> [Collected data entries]
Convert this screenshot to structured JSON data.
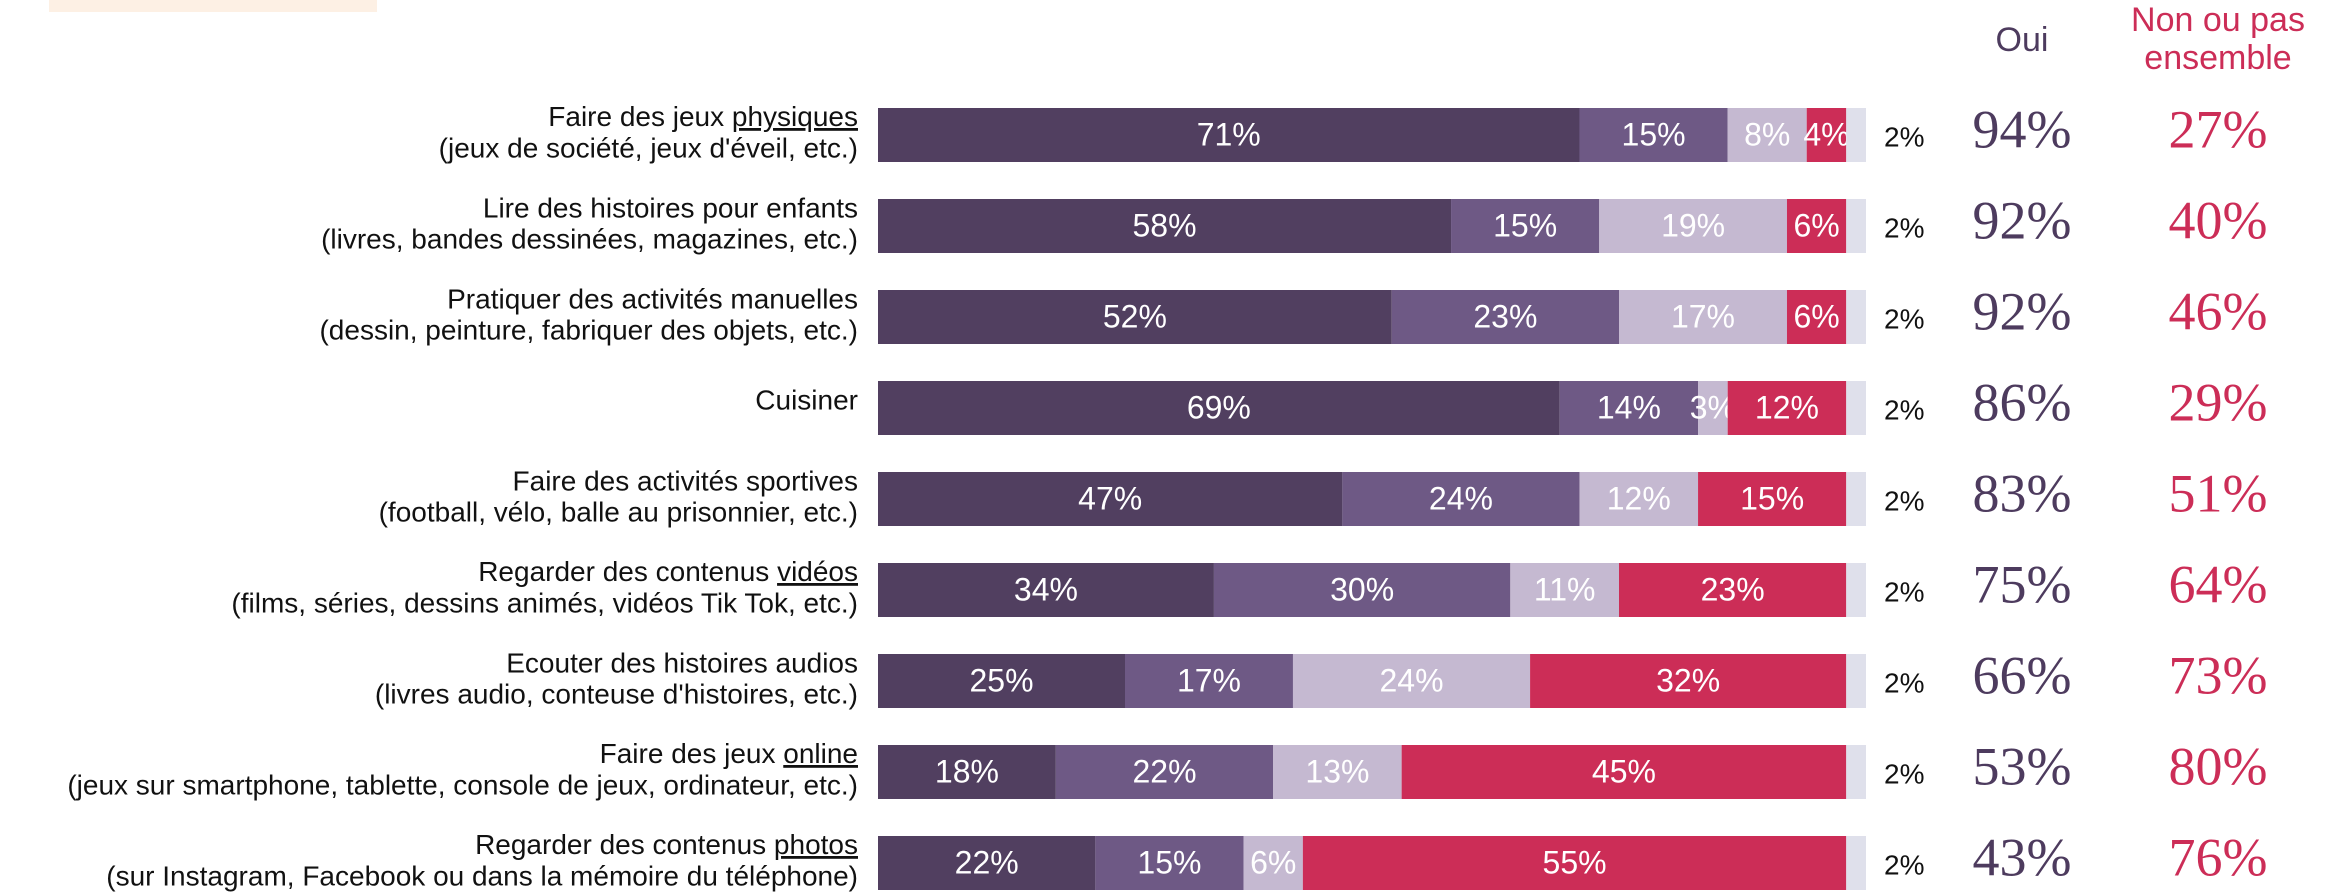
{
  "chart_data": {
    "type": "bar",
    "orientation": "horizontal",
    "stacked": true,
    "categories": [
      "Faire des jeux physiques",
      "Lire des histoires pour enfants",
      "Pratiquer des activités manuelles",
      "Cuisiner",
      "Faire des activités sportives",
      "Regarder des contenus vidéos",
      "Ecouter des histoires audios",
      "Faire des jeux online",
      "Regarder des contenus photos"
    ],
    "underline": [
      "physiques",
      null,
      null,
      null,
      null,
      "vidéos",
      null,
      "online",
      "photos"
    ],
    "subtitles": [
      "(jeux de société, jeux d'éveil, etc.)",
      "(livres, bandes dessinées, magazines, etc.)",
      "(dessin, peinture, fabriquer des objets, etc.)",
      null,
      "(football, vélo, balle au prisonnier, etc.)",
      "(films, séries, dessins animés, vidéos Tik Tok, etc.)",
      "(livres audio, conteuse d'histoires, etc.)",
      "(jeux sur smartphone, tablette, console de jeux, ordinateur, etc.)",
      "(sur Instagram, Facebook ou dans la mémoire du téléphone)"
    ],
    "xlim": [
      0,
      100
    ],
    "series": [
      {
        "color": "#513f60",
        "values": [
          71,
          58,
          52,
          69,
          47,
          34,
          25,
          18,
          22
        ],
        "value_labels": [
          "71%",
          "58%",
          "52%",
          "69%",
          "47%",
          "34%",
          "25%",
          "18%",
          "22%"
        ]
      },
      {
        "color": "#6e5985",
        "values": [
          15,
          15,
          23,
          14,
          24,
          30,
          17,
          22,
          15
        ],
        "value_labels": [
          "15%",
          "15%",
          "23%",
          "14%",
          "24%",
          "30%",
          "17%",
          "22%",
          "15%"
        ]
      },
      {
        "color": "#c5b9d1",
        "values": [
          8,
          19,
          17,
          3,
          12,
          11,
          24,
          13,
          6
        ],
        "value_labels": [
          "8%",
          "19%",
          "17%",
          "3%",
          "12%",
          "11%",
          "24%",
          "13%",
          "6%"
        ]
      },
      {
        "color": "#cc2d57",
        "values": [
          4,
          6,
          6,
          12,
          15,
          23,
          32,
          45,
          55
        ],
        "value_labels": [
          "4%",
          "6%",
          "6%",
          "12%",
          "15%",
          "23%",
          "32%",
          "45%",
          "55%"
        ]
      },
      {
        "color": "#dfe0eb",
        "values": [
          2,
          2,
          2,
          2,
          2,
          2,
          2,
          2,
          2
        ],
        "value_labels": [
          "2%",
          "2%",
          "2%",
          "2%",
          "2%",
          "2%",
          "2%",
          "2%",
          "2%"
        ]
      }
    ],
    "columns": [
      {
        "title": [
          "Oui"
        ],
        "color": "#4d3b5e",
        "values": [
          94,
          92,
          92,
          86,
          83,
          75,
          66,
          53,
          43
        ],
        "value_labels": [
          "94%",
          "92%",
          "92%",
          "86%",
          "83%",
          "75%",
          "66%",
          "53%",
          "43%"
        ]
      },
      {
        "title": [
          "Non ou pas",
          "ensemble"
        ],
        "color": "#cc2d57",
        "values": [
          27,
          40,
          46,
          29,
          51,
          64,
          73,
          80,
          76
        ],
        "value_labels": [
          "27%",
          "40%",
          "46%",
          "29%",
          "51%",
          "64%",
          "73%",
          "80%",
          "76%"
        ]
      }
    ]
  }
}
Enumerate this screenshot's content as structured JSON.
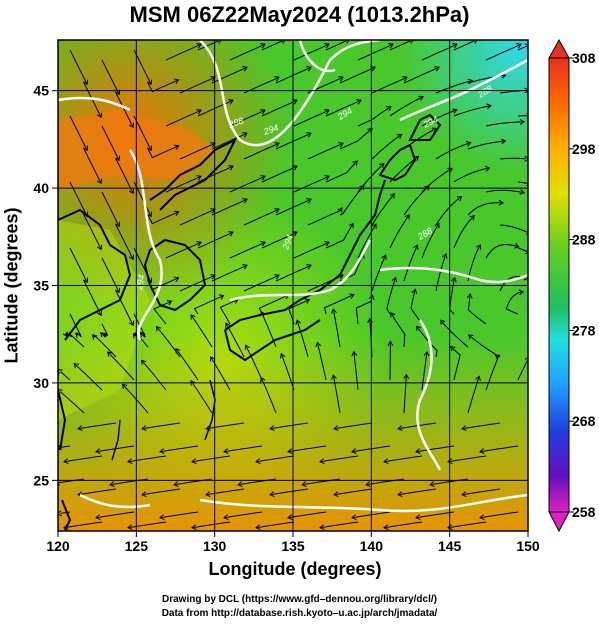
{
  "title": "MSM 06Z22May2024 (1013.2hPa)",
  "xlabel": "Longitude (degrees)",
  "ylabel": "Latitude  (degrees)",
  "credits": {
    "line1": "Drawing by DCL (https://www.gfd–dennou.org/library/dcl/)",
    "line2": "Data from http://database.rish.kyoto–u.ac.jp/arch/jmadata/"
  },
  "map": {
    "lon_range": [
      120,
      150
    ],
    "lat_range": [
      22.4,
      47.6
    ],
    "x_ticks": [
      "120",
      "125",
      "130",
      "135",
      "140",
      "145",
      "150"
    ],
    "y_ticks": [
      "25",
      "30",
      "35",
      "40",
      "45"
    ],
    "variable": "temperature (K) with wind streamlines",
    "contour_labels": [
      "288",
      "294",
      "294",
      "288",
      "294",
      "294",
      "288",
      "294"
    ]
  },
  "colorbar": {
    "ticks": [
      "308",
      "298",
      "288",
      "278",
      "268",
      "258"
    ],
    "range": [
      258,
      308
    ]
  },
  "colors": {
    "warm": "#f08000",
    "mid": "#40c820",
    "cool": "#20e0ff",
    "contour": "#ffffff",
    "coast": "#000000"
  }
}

> [Problem statement]
Copy each line of the listing that contains the string "vidéos".

> [Answer to this exercise]
      "Regarder des contenus vidéos",
      "vidéos",
      "(films, séries, dessins animés, vidéos Tik Tok, etc.)",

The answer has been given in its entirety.